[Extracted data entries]

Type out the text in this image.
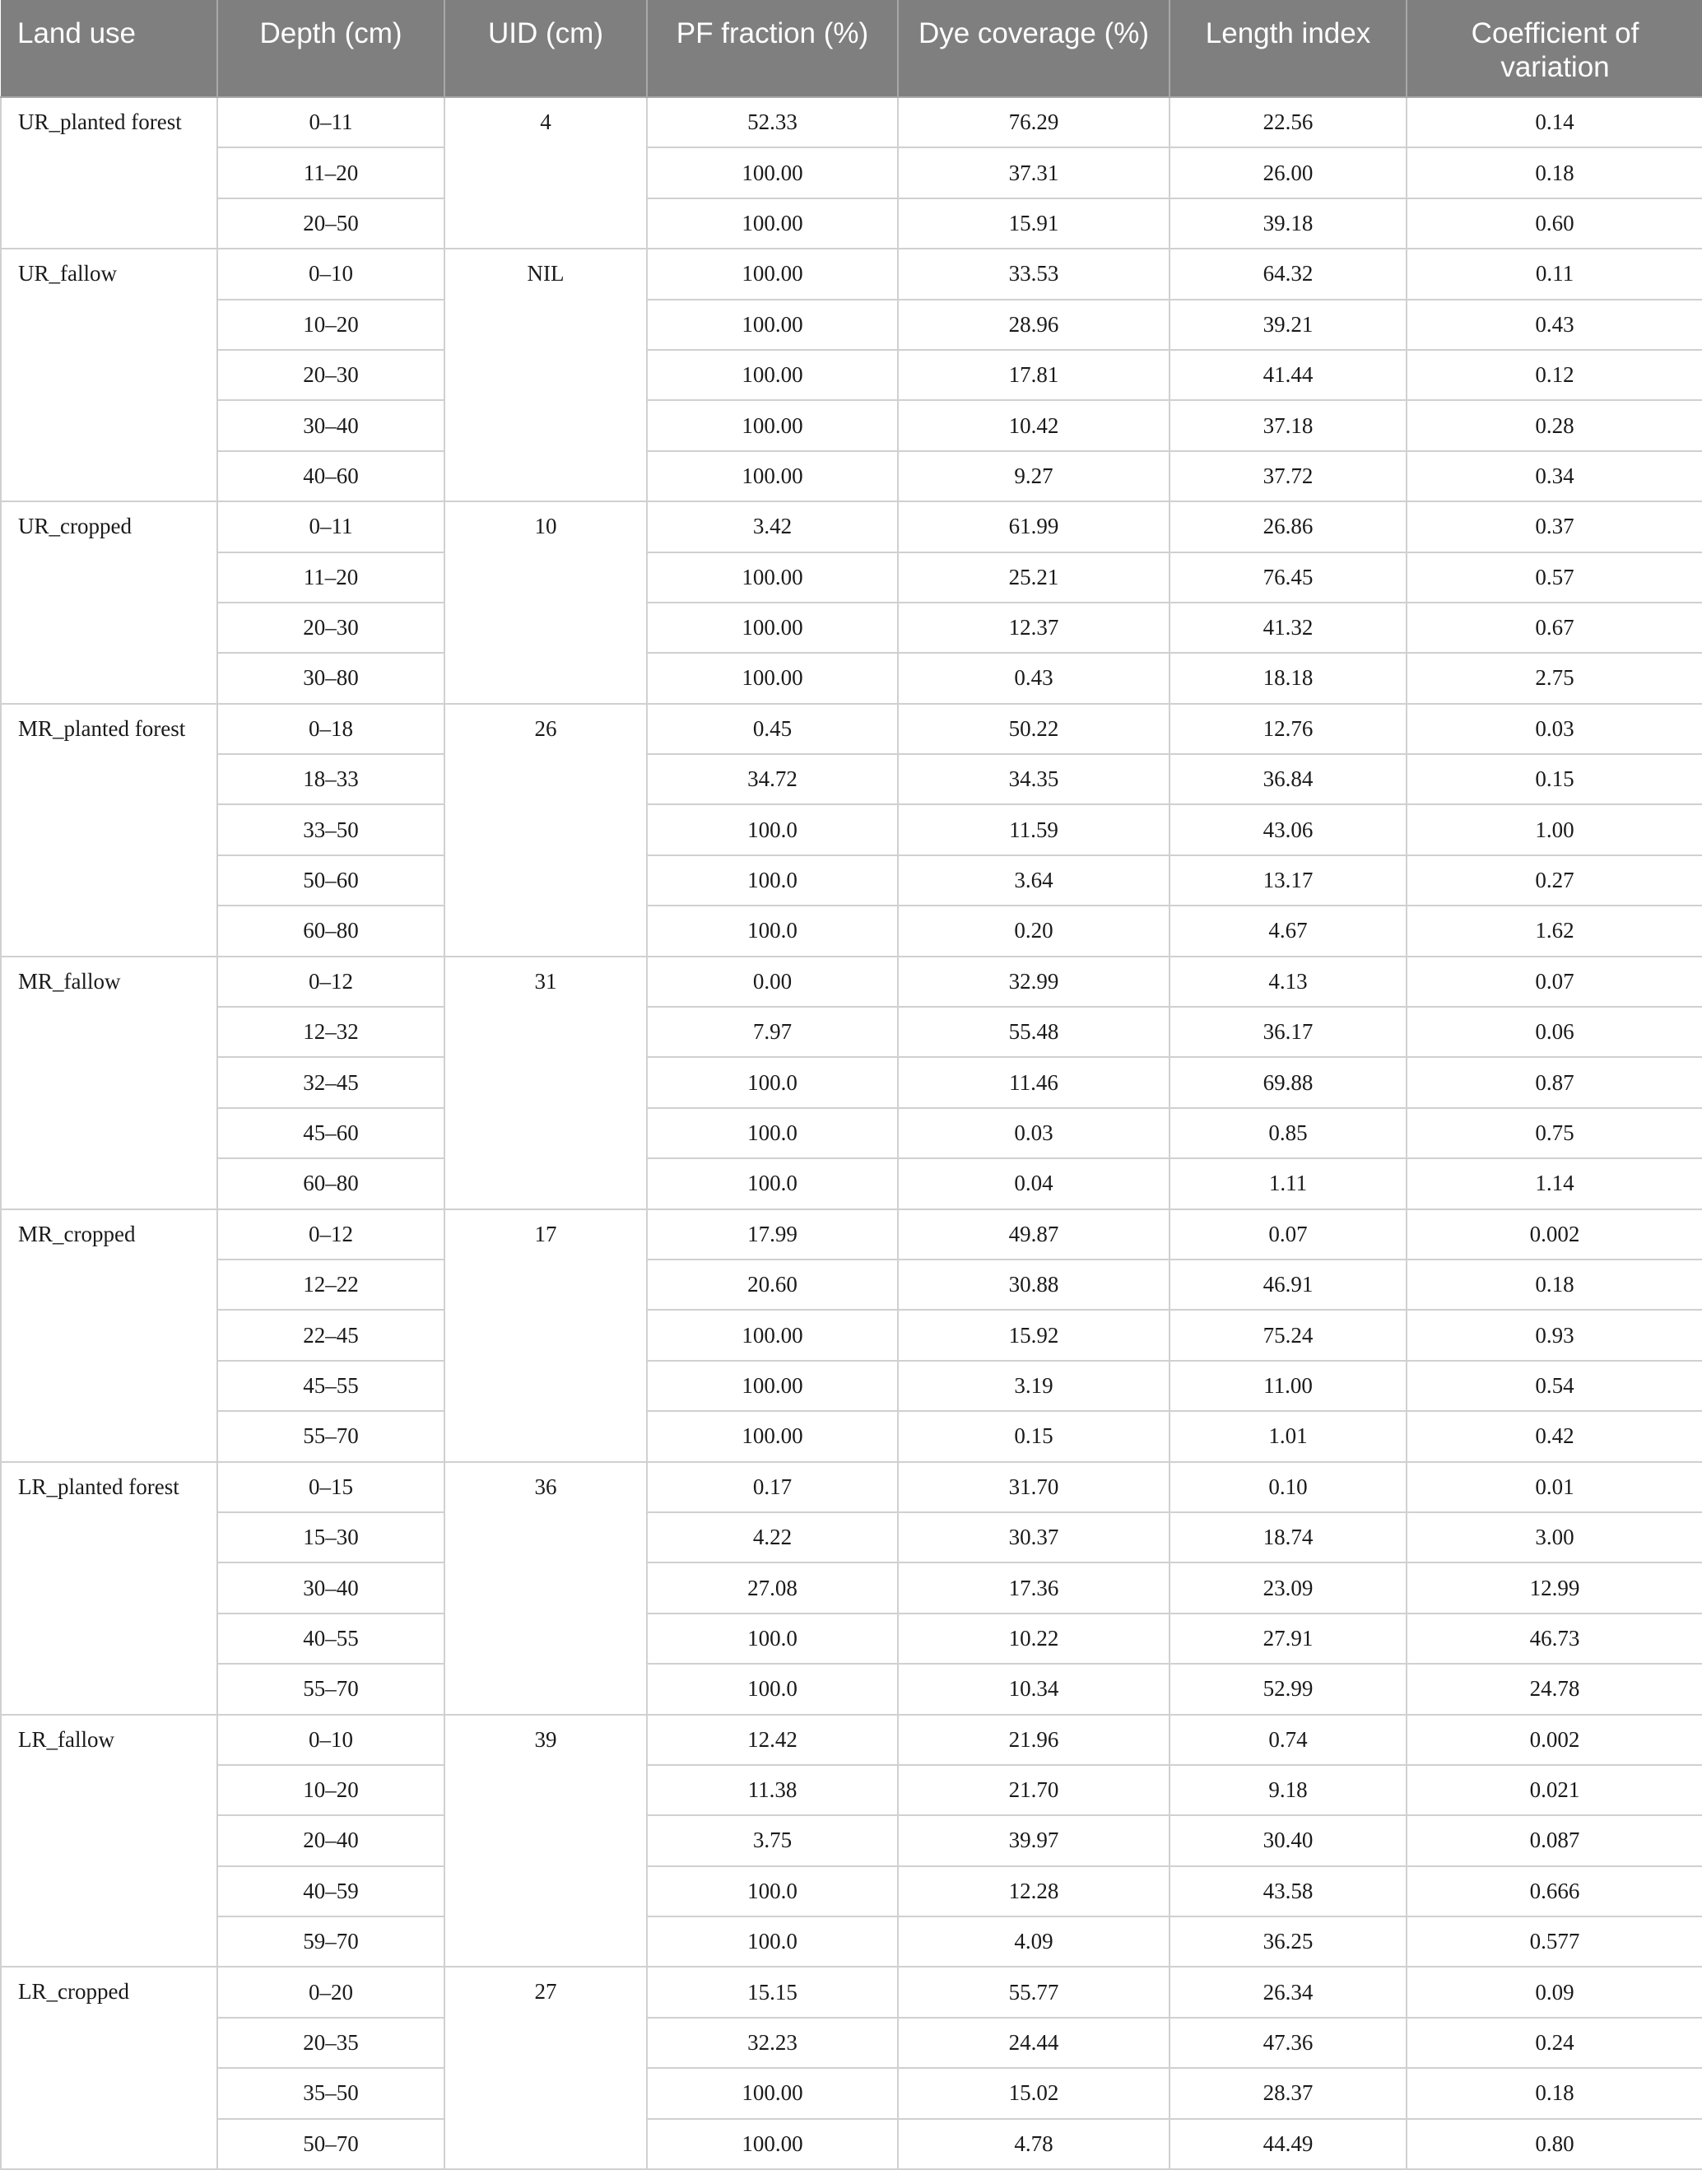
Land use	Depth (cm)	UID (cm)	PF fraction (%)	Dye coverage (%)	Length index	Coefficient of variation
UR_planted forest	0–11	4	52.33	76.29	22.56	0.14
	11–20		100.00	37.31	26.00	0.18
	20–50		100.00	15.91	39.18	0.60
UR_fallow	0–10	NIL	100.00	33.53	64.32	0.11
	10–20		100.00	28.96	39.21	0.43
	20–30		100.00	17.81	41.44	0.12
	30–40		100.00	10.42	37.18	0.28
	40–60		100.00	9.27	37.72	0.34
UR_cropped	0–11	10	3.42	61.99	26.86	0.37
	11–20		100.00	25.21	76.45	0.57
	20–30		100.00	12.37	41.32	0.67
	30–80		100.00	0.43	18.18	2.75
MR_planted forest	0–18	26	0.45	50.22	12.76	0.03
	18–33		34.72	34.35	36.84	0.15
	33–50		100.0	11.59	43.06	1.00
	50–60		100.0	3.64	13.17	0.27
	60–80		100.0	0.20	4.67	1.62
MR_fallow	0–12	31	0.00	32.99	4.13	0.07
	12–32		7.97	55.48	36.17	0.06
	32–45		100.0	11.46	69.88	0.87
	45–60		100.0	0.03	0.85	0.75
	60–80		100.0	0.04	1.11	1.14
MR_cropped	0–12	17	17.99	49.87	0.07	0.002
	12–22		20.60	30.88	46.91	0.18
	22–45		100.00	15.92	75.24	0.93
	45–55		100.00	3.19	11.00	0.54
	55–70		100.00	0.15	1.01	0.42
LR_planted forest	0–15	36	0.17	31.70	0.10	0.01
	15–30		4.22	30.37	18.74	3.00
	30–40		27.08	17.36	23.09	12.99
	40–55		100.0	10.22	27.91	46.73
	55–70		100.0	10.34	52.99	24.78
LR_fallow	0–10	39	12.42	21.96	0.74	0.002
	10–20		11.38	21.70	9.18	0.021
	20–40		3.75	39.97	30.40	0.087
	40–59		100.0	12.28	43.58	0.666
	59–70		100.0	4.09	36.25	0.577
LR_cropped	0–20	27	15.15	55.77	26.34	0.09
	20–35		32.23	24.44	47.36	0.24
	35–50		100.00	15.02	28.37	0.18
	50–70		100.00	4.78	44.49	0.80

§ Exercise
Exclude every picture and copy the remaining data exactly.

§ Solution below
Type out the text in this image.
Land use	Depth (cm)	UID (cm)	PF fraction (%)	Dye coverage (%)	Length index	Coefficient of variation
UR_planted forest	0–11	4	52.33	76.29	22.56	0.14
	11–20		100.00	37.31	26.00	0.18
	20–50		100.00	15.91	39.18	0.60
UR_fallow	0–10	NIL	100.00	33.53	64.32	0.11
	10–20		100.00	28.96	39.21	0.43
	20–30		100.00	17.81	41.44	0.12
	30–40		100.00	10.42	37.18	0.28
	40–60		100.00	9.27	37.72	0.34
UR_cropped	0–11	10	3.42	61.99	26.86	0.37
	11–20		100.00	25.21	76.45	0.57
	20–30		100.00	12.37	41.32	0.67
	30–80		100.00	0.43	18.18	2.75
MR_planted forest	0–18	26	0.45	50.22	12.76	0.03
	18–33		34.72	34.35	36.84	0.15
	33–50		100.0	11.59	43.06	1.00
	50–60		100.0	3.64	13.17	0.27
	60–80		100.0	0.20	4.67	1.62
MR_fallow	0–12	31	0.00	32.99	4.13	0.07
	12–32		7.97	55.48	36.17	0.06
	32–45		100.0	11.46	69.88	0.87
	45–60		100.0	0.03	0.85	0.75
	60–80		100.0	0.04	1.11	1.14
MR_cropped	0–12	17	17.99	49.87	0.07	0.002
	12–22		20.60	30.88	46.91	0.18
	22–45		100.00	15.92	75.24	0.93
	45–55		100.00	3.19	11.00	0.54
	55–70		100.00	0.15	1.01	0.42
LR_planted forest	0–15	36	0.17	31.70	0.10	0.01
	15–30		4.22	30.37	18.74	3.00
	30–40		27.08	17.36	23.09	12.99
	40–55		100.0	10.22	27.91	46.73
	55–70		100.0	10.34	52.99	24.78
LR_fallow	0–10	39	12.42	21.96	0.74	0.002
	10–20		11.38	21.70	9.18	0.021
	20–40		3.75	39.97	30.40	0.087
	40–59		100.0	12.28	43.58	0.666
	59–70		100.0	4.09	36.25	0.577
LR_cropped	0–20	27	15.15	55.77	26.34	0.09
	20–35		32.23	24.44	47.36	0.24
	35–50		100.00	15.02	28.37	0.18
	50–70		100.00	4.78	44.49	0.80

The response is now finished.